STATED EXERCISE:
Each line that includes the string "Qutr" counts once; give the total and nothing else.

DATA EXTRACT:

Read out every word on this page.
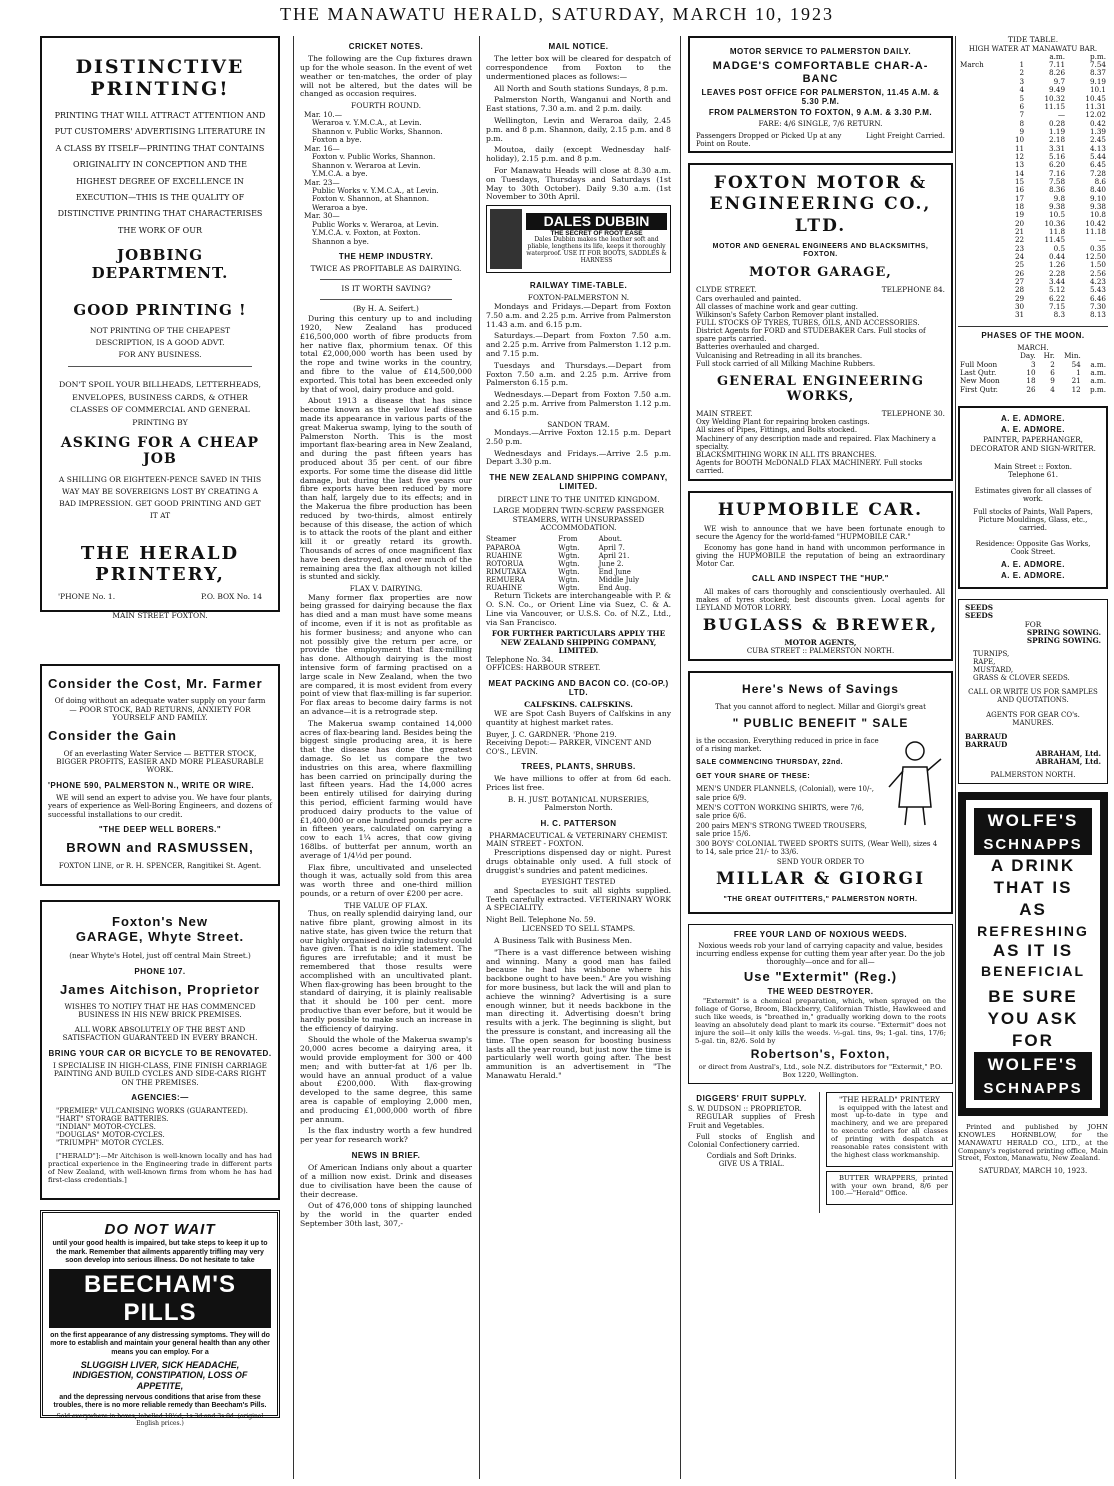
THE MANAWATU HERALD, SATURDAY, MARCH 10, 1923
DISTINCTIVE PRINTING!
PRINTING THAT WILL ATTRACT ATTENTION AND PUT CUSTOMERS' ADVERTISING LITERATURE IN A CLASS BY ITSELF—PRINTING THAT CONTAINS ORIGINALITY IN CONCEPTION AND THE HIGHEST DEGREE OF EXCELLENCE IN EXECUTION—THIS IS THE QUALITY OF DISTINCTIVE PRINTING THAT CHARACTERISES THE WORK OF OUR
JOBBING DEPARTMENT.
GOOD PRINTING !
NOT PRINTING OF THE CHEAPEST DESCRIPTION, IS A GOOD ADVT. FOR ANY BUSINESS.
DON'T SPOIL YOUR BILLHEADS, LETTERHEADS, ENVELOPES, BUSINESS CARDS, & OTHER CLASSES OF COMMERCIAL AND GENERAL PRINTING BY
ASKING FOR A CHEAP JOB
A SHILLING OR EIGHTEEN-PENCE SAVED IN THIS WAY MAY BE SOVEREIGNS LOST BY CREATING A BAD IMPRESSION. GET GOOD PRINTING AND GET IT AT
THE HERALD PRINTERY,
'PHONE No. 1.	P.O. BOX No. 14
MAIN STREET FOXTON.
Consider the Cost, Mr. Farmer
Of doing without an adequate water supply on your farm — POOR STOCK, BAD RETURNS, ANXIETY FOR YOURSELF AND FAMILY.
Consider the Gain
Of an everlasting Water Service — BETTER STOCK, BIGGER PROFITS, EASIER AND MORE PLEASURABLE WORK.
'PHONE 590, PALMERSTON N., WRITE OR WIRE.
WE will send an expert to advise you. We have four plants, years of experience as Well-Boring Engineers, and dozens of successful installations to our credit.
"THE DEEP WELL BORERS."
BROWN and RASMUSSEN,
FOXTON LINE, or R. H. SPENCER, Rangitikei St. Agent.
Foxton's New
GARAGE, Whyte Street.
(near Whyte's Hotel, just off central Main Street.)
PHONE 107.
James Aitchison, Proprietor
WISHES TO NOTIFY THAT HE HAS COMMENCED BUSINESS IN HIS NEW BRICK PREMISES.
ALL WORK ABSOLUTELY OF THE BEST AND SATISFACTION GUARANTEED IN EVERY BRANCH.
BRING YOUR CAR OR BICYCLE TO BE RENOVATED.
I SPECIALISE IN HIGH-CLASS, FINE FINISH CARRIAGE PAINTING AND BUILD CYCLES AND SIDE-CARS RIGHT ON THE PREMISES.
AGENCIES:—
"PREMIER" VULCANISING WORKS (GUARANTEED).
"HART" STORAGE BATTERIES.
"INDIAN" MOTOR-CYCLES.
"DOUGLAS" MOTOR-CYCLES.
"TRIUMPH" MOTOR CYCLES.
["HERALD"]:—Mr Aitchison is well-known locally and has had practical experience in the Engineering trade in different parts of New Zealand, with well-known firms from whom he has had first-class credentials.]
DO NOT WAIT
until your good health is impaired, but take steps to keep it up to the mark. Remember that ailments apparently trifling may very soon develop into serious illness. Do not hesitate to take
BEECHAM'S PILLS
on the first appearance of any distressing symptoms. They will do more to establish and maintain your general health than any other means you can employ. For a
SLUGGISH LIVER, SICK HEADACHE, INDIGESTION, CONSTIPATION, LOSS OF APPETITE,
and the depressing nervous conditions that arise from these troubles, there is no more reliable remedy than Beecham's Pills.
Sold everywhere in boxes, labelled 10½d, 1s 3d and 3s 0d. (original English prices.)
CRICKET NOTES.
The following are the Cup fixtures drawn up for the whole season. In the event of wet weather or ten-matches, the order of play will not be altered, but the dates will be changed as occasion requires.
FOURTH ROUND.
Mar. 10.—
Weraroa v. Y.M.C.A., at Levin.
Shannon v. Public Works, Shannon.
Foxton a bye.
Mar. 16—
Foxton v. Public Works, Shannon.
Shannon v. Weraroa at Levin.
Y.M.C.A. a bye.
Mar. 23—
Public Works v. Y.M.C.A., at Levin.
Foxton v. Shannon, at Shannon.
Weraroa a bye.
Mar. 30—
Public Works v. Weraroa, at Levin.
Y.M.C.A. v. Foxton, at Foxton.
Shannon a bye.
THE HEMP INDUSTRY.
TWICE AS PROFITABLE AS DAIRYING.
IS IT WORTH SAVING?
(By H. A. Seifert.)
During this century up to and including 1920, New Zealand has produced £16,500,000 worth of fibre products from her native flax, phormium tenax. Of this total £2,000,000 worth has been used by the rope and twine works in the country, and fibre to the value of £14,500,000 exported. This total has been exceeded only by that of wool, dairy produce and gold.
About 1913 a disease that has since become known as the yellow leaf disease made its appearance in various parts of the great Makerua swamp, lying to the south of Palmerston North. This is the most important flax-bearing area in New Zealand, and during the past fifteen years has produced about 35 per cent. of our fibre exports. For some time the disease did little damage, but during the last five years our fibre exports have been reduced by more than half, largely due to its effects; and in the Makerua the fibre production has been reduced by two-thirds, almost entirely because of this disease, the action of which is to attack the roots of the plant and either kill it or greatly retard its growth. Thousands of acres of once magnificent flax have been destroyed, and over much of the remaining area the flax although not killed is stunted and sickly.
FLAX V. DAIRYING.
Many former flax properties are now being grassed for dairying because the flax has died and a man must have some means of income, even if it is not as profitable as his former business; and anyone who can not possibly give the return per acre, or provide the employment that flax-milling has done. Although dairying is the most intensive form of farming practised on a large scale in New Zealand, when the two are compared, it is most evident from every point of view that flax-milling is far superior. For flax areas to become dairy farms is not an advance—it is a retrograde step.
The Makerua swamp contained 14,000 acres of flax-bearing land. Besides being the biggest single producing area, it is here that the disease has done the greatest damage. So let us compare the two industries on this area, where flaxmilling has been carried on principally during the last fifteen years. Had the 14,000 acres been entirely utilised for dairying during this period, efficient farming would have produced dairy products to the value of £1,400,000 or one hundred pounds per acre in fifteen years, calculated on carrying a cow to each 1¼ acres, that cow giving 168lbs. of butterfat per annum, worth an average of 1/4½d per pound.
Flax fibre, uncultivated and unselected though it was, actually sold from this area was worth three and one-third million pounds, or a return of over £200 per acre.
THE VALUE OF FLAX.
Thus, on really splendid dairying land, our native fibre plant, growing almost in its native state, has given twice the return that our highly organised dairying industry could have given. That is no idle statement. The figures are irrefutable; and it must be remembered that those results were accomplished with an uncultivated plant. When flax-growing has been brought to the standard of dairying, it is plainly realisable that it should be 100 per cent. more productive than ever before, but it would be hardly possible to make such an increase in the efficiency of dairying.
Should the whole of the Makerua swamp's 20,000 acres become a dairying area, it would provide employment for 300 or 400 men; and with butter-fat at 1/6 per lb. would have an annual product of a value about £200,000. With flax-growing developed to the same degree, this same area is capable of employing 2,000 men, and producing £1,000,000 worth of fibre per annum.
Is the flax industry worth a few hundred per year for research work?
NEWS IN BRIEF.
Of American Indians only about a quarter of a million now exist. Drink and diseases due to civilisation have been the cause of their decrease.
Out of 476,000 tons of shipping launched by the world in the quarter ended September 30th last, 307,-
MAIL NOTICE.
The letter box will be cleared for despatch of correspondence from Foxton to the undermentioned places as follows:—
All North and South stations Sundays, 8 p.m.
Palmerston North, Wanganui and North and East stations, 7.30 a.m. and 2 p.m. daily.
Wellington, Levin and Weraroa daily, 2.45 p.m. and 8 p.m. Shannon, daily, 2.15 p.m. and 8 p.m.
Moutoa, daily (except Wednesday half-holiday), 2.15 p.m. and 8 p.m.
For Manawatu Heads will close at 8.30 a.m. on Tuesdays, Thursdays and Saturdays (1st May to 30th October). Daily 9.30 a.m. (1st November to 30th April.
DALES DUBBIN
THE SECRET OF ROOT EASE
Dales Dubbin makes the leather soft and pliable, lengthens its life, keeps it thoroughly waterproof. USE IT FOR BOOTS, SADDLES & HARNESS
RAILWAY TIME-TABLE.
FOXTON-PALMERSTON N.
Mondays and Fridays.—Depart from Foxton 7.50 a.m. and 2.25 p.m. Arrive from Palmerston 11.43 a.m. and 6.15 p.m.
Saturdays.—Depart from Foxton 7.50 a.m. and 2.25 p.m. Arrive from Palmerston 1.12 p.m. and 7.15 p.m.
Tuesdays and Thursdays.—Depart from Foxton 7.50 a.m. and 2.25 p.m. Arrive from Palmerston 6.15 p.m.
Wednesdays.—Depart from Foxton 7.50 a.m. and 2.25 p.m. Arrive from Palmerston 1.12 p.m. and 6.15 p.m.
SANDON TRAM.
Mondays.—Arrive Foxton 12.15 p.m. Depart 2.50 p.m.
Wednesdays and Fridays.—Arrive 2.5 p.m. Depart 3.30 p.m.
THE NEW ZEALAND SHIPPING COMPANY, LIMITED.
DIRECT LINE TO THE UNITED KINGDOM.
LARGE MODERN TWIN-SCREW PASSENGER STEAMERS, WITH UNSURPASSED ACCOMMODATION.
Steamer	From	About.
PAPAROA	Wgtn.	April 7.
RUAHINE	Wgtn.	April 21.
ROTORUA	Wgtn.	June 2.
RIMUTAKA	Wgtn.	End June
REMUERA	Wgtn.	Middle July
RUAHINE	Wgtn.	End Aug.
Return Tickets are interchangeable with P. & O. S.N. Co., or Orient Line via Suez, C. & A. Line via Vancouver, or U.S.S. Co. of N.Z., Ltd., via San Francisco.
FOR FURTHER PARTICULARS APPLY THE NEW ZEALAND SHIPPING COMPANY, LIMITED.
Telephone No. 34.
OFFICES: HARBOUR STREET.
MEAT PACKING AND BACON CO. (CO-OP.) LTD.
CALFSKINS. CALFSKINS.
WE are Spot Cash Buyers of Calfskins in any quantity at highest market rates.
Buyer, J. C. GARDNER. 'Phone 219.
Receiving Depot:— PARKER, VINCENT AND CO'S., LEVIN.
TREES, PLANTS, SHRUBS.
We have millions to offer at from 6d each. Prices list free.
B. H. JUST. BOTANICAL NURSERIES, Palmerston North.
H. C. PATTERSON
PHARMACEUTICAL & VETERINARY CHEMIST.
MAIN STREET - FOXTON.
Prescriptions dispensed day or night. Purest drugs obtainable only used. A full stock of druggist's sundries and patent medicines.
EYESIGHT TESTED
and Spectacles to suit all sights supplied. Teeth carefully extracted. VETERINARY WORK A SPECIALITY.
Night Bell. Telephone No. 59.
LICENSED TO SELL STAMPS.
A Business Talk with Business Men.
"There is a vast difference between wishing and winning. Many a good man has failed because he had his wishbone where his backbone ought to have been." Are you wishing for more business, but lack the will and plan to achieve the winning? Advertising is a sure enough winner, but it needs backbone in the man directing it. Advertising doesn't bring results with a jerk. The beginning is slight, but the pressure is constant, and increasing all the time. The open season for boosting business lasts all the year round, but just now the time is particularly well worth going after. The best ammunition is an advertisement in "The Manawatu Herald."
MOTOR SERVICE TO PALMERSTON DAILY.
MADGE'S COMFORTABLE CHAR-A-BANC
LEAVES POST OFFICE FOR PALMERSTON, 11.45 A.M. & 5.30 P.M.
FROM PALMERSTON TO FOXTON, 9 A.M. & 3.30 P.M.
FARE: 4/6 SINGLE, 7/6 RETURN.
Passengers Dropped or Picked Up at any Point on Route.
Light Freight Carried.
FOXTON MOTOR & ENGINEERING CO., LTD.
MOTOR AND GENERAL ENGINEERS AND BLACKSMITHS, FOXTON.
MOTOR GARAGE,
CLYDE STREET.	TELEPHONE 84.
Cars overhauled and painted.
All classes of machine work and gear cutting.
Wilkinson's Safety Carbon Remover plant installed.
FULL STOCKS OF TYRES, TUBES, OILS, AND ACCESSORIES.
District Agents for FORD and STUDEBAKER Cars. Full stocks of spare parts carried.
Batteries overhauled and charged.
Vulcanising and Retreading in all its branches.
Full stock carried of all Milking Machine Rubbers.
GENERAL ENGINEERING WORKS,
MAIN STREET.	TELEPHONE 30.
Oxy Welding Plant for repairing broken castings.
All sizes of Pipes, Fittings, and Bolts stocked.
Machinery of any description made and repaired. Flax Machinery a specialty.
BLACKSMITHING WORK IN ALL ITS BRANCHES.
Agents for BOOTH McDONALD FLAX MACHINERY. Full stocks carried.
HUPMOBILE CAR.
WE wish to announce that we have been fortunate enough to secure the Agency for the world-famed "HUPMOBILE CAR."
Economy has gone hand in hand with uncommon performance in giving the HUPMOBILE the reputation of being an extraordinary Motor Car.
CALL AND INSPECT THE "HUP."
All makes of cars thoroughly and conscientiously overhauled. All makes of tyres stocked; best discounts given. Local agents for LEYLAND MOTOR LORRY.
BUGLASS & BREWER,
MOTOR AGENTS,
CUBA STREET :: PALMERSTON NORTH.
Here's News of Savings
That you cannot afford to neglect. Millar and Giorgi's great
" PUBLIC BENEFIT " SALE
is the occasion. Everything reduced in price in face of a rising market.
SALE COMMENCING THURSDAY, 22nd.
GET YOUR SHARE OF THESE:
MEN'S UNDER FLANNELS, (Colonial), were 10/-, sale price 6/9.
MEN'S COTTON WORKING SHIRTS, were 7/6, sale price 6/6.
200 pairs MEN'S STRONG TWEED TROUSERS, sale price 15/6.
300 BOYS' COLONIAL TWEED SPORTS SUITS, (Wear Well), sizes 4 to 14, sale price 21/- to 33/6.
SEND YOUR ORDER TO
MILLAR & GIORGI
"THE GREAT OUTFITTERS," PALMERSTON NORTH.
FREE YOUR LAND OF NOXIOUS WEEDS.
Noxious weeds rob your land of carrying capacity and value, besides incurring endless expense for cutting them year after year. Do the job thoroughly—once and for all—
Use "Extermit" (Reg.)
THE WEED DESTROYER.
"Extermit" is a chemical preparation, which, when sprayed on the foliage of Gorse, Broom, Blackberry, Californian Thistle, Hawkweed and such like weeds, is "breathed in," gradually working down to the roots leaving an absolutely dead plant to mark its course. "Extermit" does not injure the soil—it only kills the weeds. ½-gal. tins, 9s; 1-gal. tins, 17/6; 5-gal. tin, 82/6. Sold by
Robertson's, Foxton,
or direct from Austral's, Ltd., sole N.Z. distributors for "Extermit," P.O. Box 1220, Wellington.
DIGGERS' FRUIT SUPPLY.
S. W. DUDSON :: PROPRIETOR.
REGULAR supplies of Fresh Fruit and Vegetables.
Full stocks of English and Colonial Confectionery carried.
Cordials and Soft Drinks.
GIVE US A TRIAL.
"THE HERALD" PRINTERY
is equipped with the latest and most up-to-date in type and machinery, and we are prepared to execute orders for all classes of printing with despatch at reasonable rates consistent with the highest class workmanship.
BUTTER WRAPPERS, printed with your own brand, 8/6 per 100.—"Herald" Office.
TIDE TABLE.
HIGH WATER AT MANAWATU BAR.
		a.m.	p.m.
March	1	7.11	7.54
	2	8.26	8.37
	3	9.7	9.19
	4	9.49	10.1
	5	10.32	10.45
	6	11.15	11.31
	7	—	12.02
	8	0.28	0.42
	9	1.19	1.39
	10	2.18	2.45
	11	3.31	4.13
	12	5.16	5.44
	13	6.20	6.45
	14	7.16	7.28
	15	7.58	8.6
	16	8.36	8.40
	17	9.8	9.10
	18	9.38	9.38
	19	10.5	10.8
	20	10.36	10.42
	21	11.8	11.18
	22	11.45	—
	23	0.5	0.35
	24	0.44	12.50
	25	1.26	1.50
	26	2.28	2.56
	27	3.44	4.23
	28	5.12	5.43
	29	6.22	6.46
	30	7.15	7.30
	31	8.3	8.13
PHASES OF THE MOON.
MARCH.
	Day.	Hr.	Min.	
Full Moon	3	2	54	a.m.
Last Qutr.	10	6	1	a.m.
New Moon	18	9	21	a.m.
First Qutr.	26	4	12	p.m.
A. E. ADMORE.
A. E. ADMORE.
PAINTER, PAPERHANGER, DECORATOR AND SIGN-WRITER.
Main Street :: Foxton.
Telephone 61.
Estimates given for all classes of work.
Full stocks of Paints, Wall Papers, Picture Mouldings, Glass, etc., carried.
Residence: Opposite Gas Works, Cook Street.
A. E. ADMORE.
A. E. ADMORE.
SEEDS
SEEDS
FOR
SPRING SOWING.
SPRING SOWING.
TURNIPS,
RAPE,
MUSTARD,
GRASS & CLOVER SEEDS.
CALL OR WRITE US FOR SAMPLES AND QUOTATIONS.
AGENTS FOR GEAR CO's. MANURES.
BARRAUD
BARRAUD
ABRAHAM, Ltd.
ABRAHAM, Ltd.
PALMERSTON NORTH.
WOLFE'S
SCHNAPPS
A DRINK
THAT IS
AS
REFRESHING
AS IT IS
BENEFICIAL
BE SURE
YOU ASK
FOR
WOLFE'S
SCHNAPPS
Printed and published by JOHN KNOWLES HORNBLOW, for the MANAWATU HERALD CO., LTD., at the Company's registered printing office, Main Street, Foxton, Manawatu, New Zealand.
SATURDAY, MARCH 10, 1923.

TASK SOLUTION:
2